----- Record set -----

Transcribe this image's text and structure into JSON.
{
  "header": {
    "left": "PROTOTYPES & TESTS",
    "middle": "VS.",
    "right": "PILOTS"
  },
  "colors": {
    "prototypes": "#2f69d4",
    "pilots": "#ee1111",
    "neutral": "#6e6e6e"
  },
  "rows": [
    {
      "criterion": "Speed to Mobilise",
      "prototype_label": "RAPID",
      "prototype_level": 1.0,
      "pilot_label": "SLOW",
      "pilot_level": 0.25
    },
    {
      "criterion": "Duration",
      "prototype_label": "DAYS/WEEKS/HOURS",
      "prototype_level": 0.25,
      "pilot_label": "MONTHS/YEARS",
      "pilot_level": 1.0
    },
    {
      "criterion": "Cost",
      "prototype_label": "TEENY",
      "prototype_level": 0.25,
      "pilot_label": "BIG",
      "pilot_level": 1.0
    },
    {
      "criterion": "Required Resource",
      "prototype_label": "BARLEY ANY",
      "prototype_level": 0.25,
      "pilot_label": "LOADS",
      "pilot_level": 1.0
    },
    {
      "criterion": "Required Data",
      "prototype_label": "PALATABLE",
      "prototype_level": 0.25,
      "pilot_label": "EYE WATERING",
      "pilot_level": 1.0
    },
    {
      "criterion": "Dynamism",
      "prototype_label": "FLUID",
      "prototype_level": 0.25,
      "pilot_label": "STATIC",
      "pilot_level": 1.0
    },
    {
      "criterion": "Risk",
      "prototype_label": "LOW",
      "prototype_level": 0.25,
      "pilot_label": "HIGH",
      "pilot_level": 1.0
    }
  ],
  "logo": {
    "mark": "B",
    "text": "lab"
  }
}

-----

**Given problem:**
Restate every line of the data word for word.

**Solution to the problem:**
Transcribe this image's text and structure into JSON.
{
  "header": {
    "left": "PROTOTYPES & TESTS",
    "middle": "VS.",
    "right": "PILOTS"
  },
  "colors": {
    "prototypes": "#2f69d4",
    "pilots": "#ee1111",
    "neutral": "#6e6e6e"
  },
  "rows": [
    {
      "criterion": "Speed to Mobilise",
      "prototype_label": "RAPID",
      "prototype_level": 1.0,
      "pilot_label": "SLOW",
      "pilot_level": 0.25
    },
    {
      "criterion": "Duration",
      "prototype_label": "DAYS/WEEKS/HOURS",
      "prototype_level": 0.25,
      "pilot_label": "MONTHS/YEARS",
      "pilot_level": 1.0
    },
    {
      "criterion": "Cost",
      "prototype_label": "TEENY",
      "prototype_level": 0.25,
      "pilot_label": "BIG",
      "pilot_level": 1.0
    },
    {
      "criterion": "Required Resource",
      "prototype_label": "BARLEY ANY",
      "prototype_level": 0.25,
      "pilot_label": "LOADS",
      "pilot_level": 1.0
    },
    {
      "criterion": "Required Data",
      "prototype_label": "PALATABLE",
      "prototype_level": 0.25,
      "pilot_label": "EYE WATERING",
      "pilot_level": 1.0
    },
    {
      "criterion": "Dynamism",
      "prototype_label": "FLUID",
      "prototype_level": 0.25,
      "pilot_label": "STATIC",
      "pilot_level": 1.0
    },
    {
      "criterion": "Risk",
      "prototype_label": "LOW",
      "prototype_level": 0.25,
      "pilot_label": "HIGH",
      "pilot_level": 1.0
    }
  ],
  "logo": {
    "mark": "B",
    "text": "lab"
  }
}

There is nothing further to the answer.